─── Material provided ───

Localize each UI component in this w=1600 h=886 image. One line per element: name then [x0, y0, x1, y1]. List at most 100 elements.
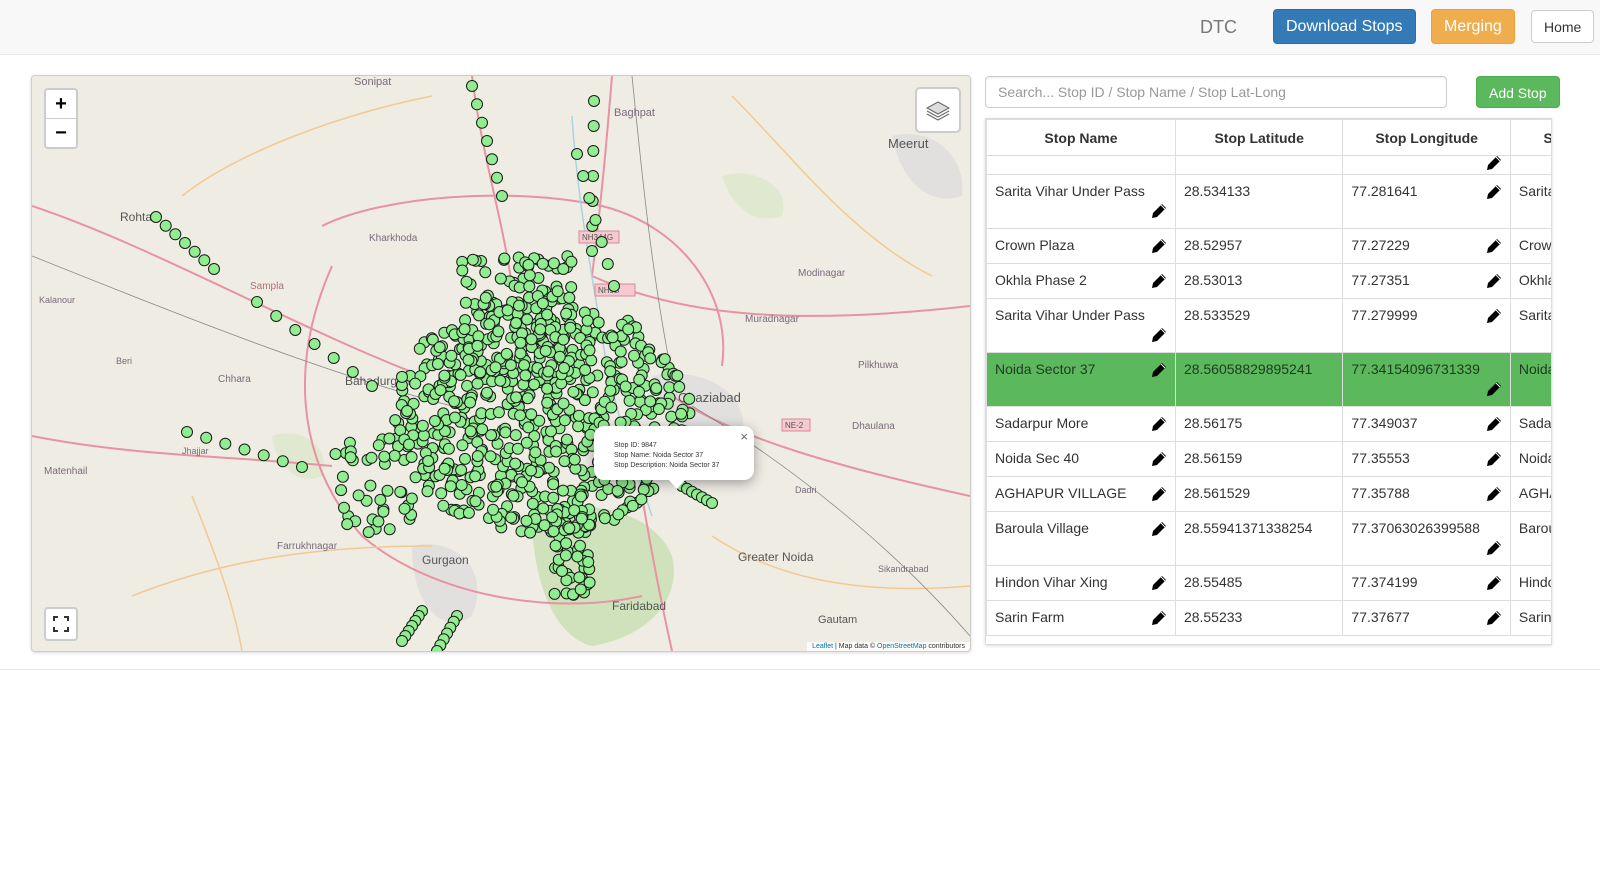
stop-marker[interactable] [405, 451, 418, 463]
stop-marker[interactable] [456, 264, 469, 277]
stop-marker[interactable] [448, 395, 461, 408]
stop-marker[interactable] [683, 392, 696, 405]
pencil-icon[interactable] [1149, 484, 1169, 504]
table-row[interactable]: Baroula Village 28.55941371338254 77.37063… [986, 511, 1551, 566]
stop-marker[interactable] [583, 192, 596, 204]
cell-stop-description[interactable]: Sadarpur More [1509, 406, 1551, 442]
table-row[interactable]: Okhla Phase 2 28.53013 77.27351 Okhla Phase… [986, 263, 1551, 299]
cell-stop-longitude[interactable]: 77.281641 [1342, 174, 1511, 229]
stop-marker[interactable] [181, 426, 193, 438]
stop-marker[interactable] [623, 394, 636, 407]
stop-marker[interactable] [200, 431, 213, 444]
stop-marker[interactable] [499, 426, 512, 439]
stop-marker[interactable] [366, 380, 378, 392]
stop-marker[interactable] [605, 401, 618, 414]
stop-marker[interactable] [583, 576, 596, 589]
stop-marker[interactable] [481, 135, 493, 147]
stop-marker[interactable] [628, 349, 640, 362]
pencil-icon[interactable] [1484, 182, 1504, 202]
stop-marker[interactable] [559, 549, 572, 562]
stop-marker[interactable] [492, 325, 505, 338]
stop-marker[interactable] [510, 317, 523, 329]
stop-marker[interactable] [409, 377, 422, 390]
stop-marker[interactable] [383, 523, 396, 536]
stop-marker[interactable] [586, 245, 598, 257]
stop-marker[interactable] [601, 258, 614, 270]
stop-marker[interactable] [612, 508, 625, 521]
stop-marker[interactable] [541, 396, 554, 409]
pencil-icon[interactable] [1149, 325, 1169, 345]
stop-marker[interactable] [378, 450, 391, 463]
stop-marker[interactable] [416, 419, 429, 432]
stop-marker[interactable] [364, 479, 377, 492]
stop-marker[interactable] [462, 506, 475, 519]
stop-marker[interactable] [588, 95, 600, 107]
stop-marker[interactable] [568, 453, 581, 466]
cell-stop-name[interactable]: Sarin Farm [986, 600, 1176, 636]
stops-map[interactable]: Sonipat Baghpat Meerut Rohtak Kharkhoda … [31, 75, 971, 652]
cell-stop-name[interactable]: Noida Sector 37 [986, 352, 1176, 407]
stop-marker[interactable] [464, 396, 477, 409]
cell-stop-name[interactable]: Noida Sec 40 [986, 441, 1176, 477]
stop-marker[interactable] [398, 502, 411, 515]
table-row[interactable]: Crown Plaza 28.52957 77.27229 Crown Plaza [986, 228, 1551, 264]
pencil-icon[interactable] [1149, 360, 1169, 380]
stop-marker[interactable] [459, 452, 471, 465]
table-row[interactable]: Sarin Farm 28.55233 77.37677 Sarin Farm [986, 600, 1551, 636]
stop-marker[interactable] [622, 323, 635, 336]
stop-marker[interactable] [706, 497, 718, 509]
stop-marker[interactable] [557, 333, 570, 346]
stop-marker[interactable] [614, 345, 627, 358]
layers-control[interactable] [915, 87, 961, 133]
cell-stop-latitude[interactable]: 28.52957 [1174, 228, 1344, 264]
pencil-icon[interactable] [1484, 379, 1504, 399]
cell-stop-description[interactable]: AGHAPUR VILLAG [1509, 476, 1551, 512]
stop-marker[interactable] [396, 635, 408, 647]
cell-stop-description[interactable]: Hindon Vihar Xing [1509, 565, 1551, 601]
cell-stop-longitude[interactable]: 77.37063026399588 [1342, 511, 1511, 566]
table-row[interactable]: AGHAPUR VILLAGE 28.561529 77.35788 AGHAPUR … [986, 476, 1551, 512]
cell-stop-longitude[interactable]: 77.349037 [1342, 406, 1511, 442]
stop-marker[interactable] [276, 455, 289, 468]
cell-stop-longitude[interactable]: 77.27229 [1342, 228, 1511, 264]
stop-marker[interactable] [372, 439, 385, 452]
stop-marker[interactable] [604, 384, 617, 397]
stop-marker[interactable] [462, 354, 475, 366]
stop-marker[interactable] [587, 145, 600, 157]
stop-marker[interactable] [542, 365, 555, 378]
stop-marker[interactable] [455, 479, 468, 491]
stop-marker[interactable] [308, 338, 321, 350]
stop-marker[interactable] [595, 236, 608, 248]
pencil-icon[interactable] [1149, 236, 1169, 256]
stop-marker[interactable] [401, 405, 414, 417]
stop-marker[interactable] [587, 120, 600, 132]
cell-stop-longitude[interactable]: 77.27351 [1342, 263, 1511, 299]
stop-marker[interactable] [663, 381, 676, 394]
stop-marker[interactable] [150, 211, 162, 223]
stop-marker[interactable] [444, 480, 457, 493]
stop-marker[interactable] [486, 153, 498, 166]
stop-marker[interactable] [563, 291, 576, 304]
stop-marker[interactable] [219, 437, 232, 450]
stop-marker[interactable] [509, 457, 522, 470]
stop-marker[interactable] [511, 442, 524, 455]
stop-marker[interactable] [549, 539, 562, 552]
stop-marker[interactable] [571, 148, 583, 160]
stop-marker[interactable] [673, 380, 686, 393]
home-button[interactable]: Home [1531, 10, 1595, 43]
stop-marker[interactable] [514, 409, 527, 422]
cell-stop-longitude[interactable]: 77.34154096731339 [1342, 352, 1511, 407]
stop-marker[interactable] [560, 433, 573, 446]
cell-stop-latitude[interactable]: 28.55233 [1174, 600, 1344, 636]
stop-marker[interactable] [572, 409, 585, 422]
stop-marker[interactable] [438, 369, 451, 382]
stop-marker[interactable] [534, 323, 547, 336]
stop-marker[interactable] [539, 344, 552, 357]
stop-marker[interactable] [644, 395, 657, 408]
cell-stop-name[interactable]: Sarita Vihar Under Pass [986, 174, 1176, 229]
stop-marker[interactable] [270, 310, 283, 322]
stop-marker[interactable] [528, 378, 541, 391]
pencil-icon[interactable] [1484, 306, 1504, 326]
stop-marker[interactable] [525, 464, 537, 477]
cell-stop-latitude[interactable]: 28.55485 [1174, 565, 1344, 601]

───

◆ Written exercise
Reproduce every line of the listing above without changing a character, but leave out the picture.

◆ Answer to this exercise
Localize each UI component in this w=1600 h=886 image. One line per element: name then [x0, y0, x1, y1]. List at most 100 elements.
stop-marker[interactable] [405, 451, 418, 463]
stop-marker[interactable] [456, 264, 469, 277]
stop-marker[interactable] [448, 395, 461, 408]
stop-marker[interactable] [683, 392, 696, 405]
pencil-icon[interactable] [1149, 484, 1169, 504]
table-row[interactable]: Baroula Village 28.55941371338254 77.37063… [986, 511, 1551, 566]
stop-marker[interactable] [583, 192, 596, 204]
cell-stop-description[interactable]: Sadarpur More [1509, 406, 1551, 442]
table-row[interactable]: Okhla Phase 2 28.53013 77.27351 Okhla Phase… [986, 263, 1551, 299]
cell-stop-longitude[interactable]: 77.281641 [1342, 174, 1511, 229]
stop-marker[interactable] [181, 426, 193, 438]
stop-marker[interactable] [623, 394, 636, 407]
stop-marker[interactable] [200, 431, 213, 444]
stop-marker[interactable] [499, 426, 512, 439]
stop-marker[interactable] [366, 380, 378, 392]
stop-marker[interactable] [605, 401, 618, 414]
stop-marker[interactable] [583, 576, 596, 589]
stop-marker[interactable] [481, 135, 493, 147]
stop-marker[interactable] [628, 349, 640, 362]
pencil-icon[interactable] [1484, 182, 1504, 202]
stop-marker[interactable] [559, 549, 572, 562]
stop-marker[interactable] [492, 325, 505, 338]
stop-marker[interactable] [510, 317, 523, 329]
stop-marker[interactable] [409, 377, 422, 390]
stop-marker[interactable] [383, 523, 396, 536]
stop-marker[interactable] [586, 245, 598, 257]
stop-marker[interactable] [601, 258, 614, 270]
stop-marker[interactable] [612, 508, 625, 521]
stop-marker[interactable] [541, 396, 554, 409]
pencil-icon[interactable] [1149, 325, 1169, 345]
stop-marker[interactable] [378, 450, 391, 463]
stop-marker[interactable] [416, 419, 429, 432]
stop-marker[interactable] [364, 479, 377, 492]
stop-marker[interactable] [462, 506, 475, 519]
stop-marker[interactable] [588, 95, 600, 107]
stop-marker[interactable] [568, 453, 581, 466]
cell-stop-name[interactable]: Sarin Farm [986, 600, 1176, 636]
stops-map[interactable]: Sonipat Baghpat Meerut Rohtak Kharkhoda … [31, 75, 971, 652]
cell-stop-name[interactable]: Noida Sector 37 [986, 352, 1176, 407]
stop-marker[interactable] [464, 396, 477, 409]
cell-stop-name[interactable]: Noida Sec 40 [986, 441, 1176, 477]
stop-marker[interactable] [398, 502, 411, 515]
table-row[interactable]: Crown Plaza 28.52957 77.27229 Crown Plaza [986, 228, 1551, 264]
pencil-icon[interactable] [1149, 360, 1169, 380]
stop-marker[interactable] [459, 452, 471, 465]
table-row[interactable]: Sarin Farm 28.55233 77.37677 Sarin Farm [986, 600, 1551, 636]
stop-marker[interactable] [622, 323, 635, 336]
stop-marker[interactable] [706, 497, 718, 509]
stop-marker[interactable] [557, 333, 570, 346]
stop-marker[interactable] [614, 345, 627, 358]
layers-control[interactable] [915, 87, 961, 133]
cell-stop-latitude[interactable]: 28.52957 [1174, 228, 1344, 264]
pencil-icon[interactable] [1484, 379, 1504, 399]
cell-stop-description[interactable]: AGHAPUR VILLAG [1509, 476, 1551, 512]
stop-marker[interactable] [396, 635, 408, 647]
cell-stop-description[interactable]: Hindon Vihar Xing [1509, 565, 1551, 601]
cell-stop-longitude[interactable]: 77.37063026399588 [1342, 511, 1511, 566]
table-row[interactable]: AGHAPUR VILLAGE 28.561529 77.35788 AGHAPUR … [986, 476, 1551, 512]
cell-stop-longitude[interactable]: 77.349037 [1342, 406, 1511, 442]
stop-marker[interactable] [276, 455, 289, 468]
cell-stop-longitude[interactable]: 77.27229 [1342, 228, 1511, 264]
stop-marker[interactable] [372, 439, 385, 452]
stop-marker[interactable] [604, 384, 617, 397]
stop-marker[interactable] [462, 354, 475, 366]
stop-marker[interactable] [587, 145, 600, 157]
stop-marker[interactable] [542, 365, 555, 378]
stop-marker[interactable] [455, 479, 468, 491]
stop-marker[interactable] [308, 338, 321, 350]
stop-marker[interactable] [595, 236, 608, 248]
pencil-icon[interactable] [1149, 236, 1169, 256]
stop-marker[interactable] [401, 405, 414, 417]
stop-marker[interactable] [587, 120, 600, 132]
cell-stop-longitude[interactable]: 77.27351 [1342, 263, 1511, 299]
stop-marker[interactable] [663, 381, 676, 394]
stop-marker[interactable] [150, 211, 162, 223]
stop-marker[interactable] [444, 480, 457, 493]
stop-marker[interactable] [486, 153, 498, 166]
stop-marker[interactable] [563, 291, 576, 304]
stop-marker[interactable] [219, 437, 232, 450]
stop-marker[interactable] [509, 457, 522, 470]
stop-marker[interactable] [511, 442, 524, 455]
stop-marker[interactable] [549, 539, 562, 552]
stop-marker[interactable] [571, 148, 583, 160]
stop-marker[interactable] [673, 380, 686, 393]
home-button[interactable]: Home [1531, 10, 1595, 43]
stop-marker[interactable] [514, 409, 527, 422]
cell-stop-longitude[interactable]: 77.34154096731339 [1342, 352, 1511, 407]
stop-marker[interactable] [560, 433, 573, 446]
cell-stop-latitude[interactable]: 28.55233 [1174, 600, 1344, 636]
stop-marker[interactable] [572, 409, 585, 422]
stop-marker[interactable] [438, 369, 451, 382]
stop-marker[interactable] [534, 323, 547, 336]
stop-marker[interactable] [539, 344, 552, 357]
stop-marker[interactable] [644, 395, 657, 408]
cell-stop-name[interactable]: Sarita Vihar Under Pass [986, 174, 1176, 229]
stop-marker[interactable] [270, 310, 283, 322]
stop-marker[interactable] [528, 378, 541, 391]
pencil-icon[interactable] [1484, 306, 1504, 326]
stop-marker[interactable] [525, 464, 537, 477]
cell-stop-latitude[interactable]: 28.55485 [1174, 565, 1344, 601]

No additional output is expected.